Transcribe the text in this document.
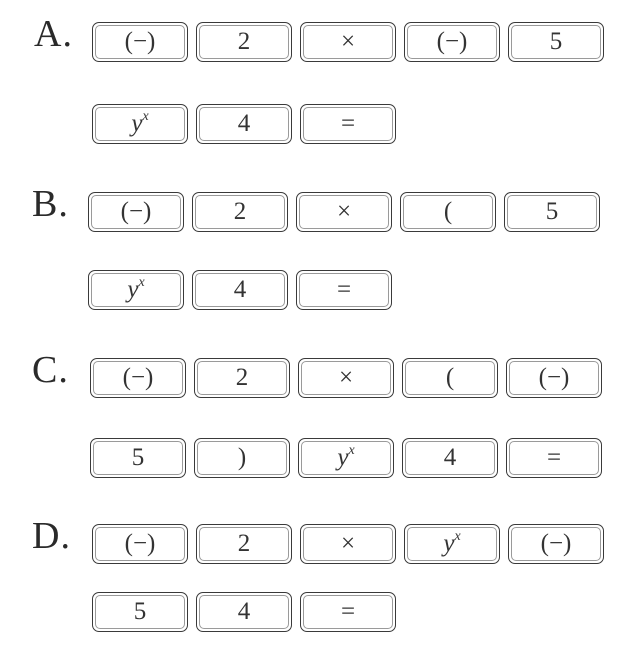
A. (−)	2	×	(−)	5
$y^x$	4	=
B. (−)	2	×	(	5
$y^x$	4	=
C. (−)	2	×	(	(−)
5	)	$y^x$	4	=
D. (−)	2	×	$y^x$	(−)
5	4	=
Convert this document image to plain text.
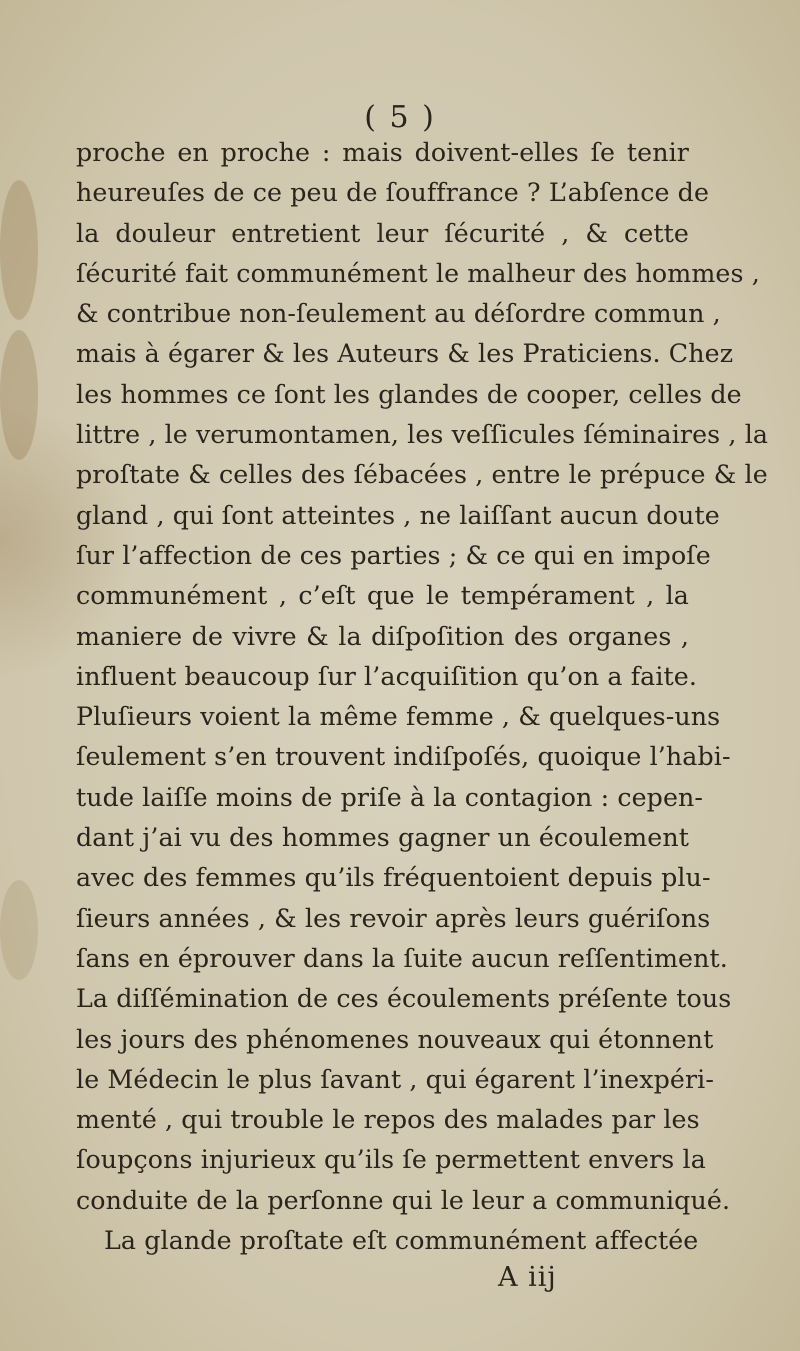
( 5 )
proche en proche : mais doivent-elles ſe tenir
heureuſes de ce peu de ſouffrance ? L’abſence de
la douleur entretient leur ſécurité , & cette
ſécurité fait communément le malheur des hommes ,
& contribue non-ſeulement au déſordre commun ,
mais à égarer & les Auteurs & les Praticiens. Chez
les hommes ce ſont les glandes de cooper, celles de
littre , le verumontamen, les veſſicules ſéminaires , la
proſtate & celles des ſébacées , entre le prépuce & le
gland , qui ſont atteintes , ne laiſſant aucun doute
ſur l’affection de ces parties ; & ce qui en impoſe
communément , c’eſt que le tempérament , la
maniere de vivre & la diſpoſition des organes ,
influent beaucoup ſur l’acquiſition qu’on a faite.
Pluſieurs voient la même femme , & quelques-uns
ſeulement s’en trouvent indiſpoſés, quoique l’habi-
tude laiſſe moins de priſe à la contagion : cepen-
dant j’ai vu des hommes gagner un écoulement
avec des femmes qu’ils fréquentoient depuis plu-
ſieurs années , & les revoir après leurs guériſons
ſans en éprouver dans la ſuite aucun reſſentiment.
La diſſémination de ces écoulements préſente tous
les jours des phénomenes nouveaux qui étonnent
le Médecin le plus ſavant , qui égarent l’inexpéri-
menté , qui trouble le repos des malades par les
ſoupçons injurieux qu’ils ſe permettent envers la
conduite de la perſonne qui le leur a communiqué.
La glande proſtate eſt communément affectée
A iij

++++++

**DIRECTIVE**
Gather all lines from the listing above in which "hommes" occurs.

**RESULT**
ſécurité fait communément le malheur des hommes ,
les hommes ce ſont les glandes de cooper, celles de
dant j’ai vu des hommes gagner un écoulement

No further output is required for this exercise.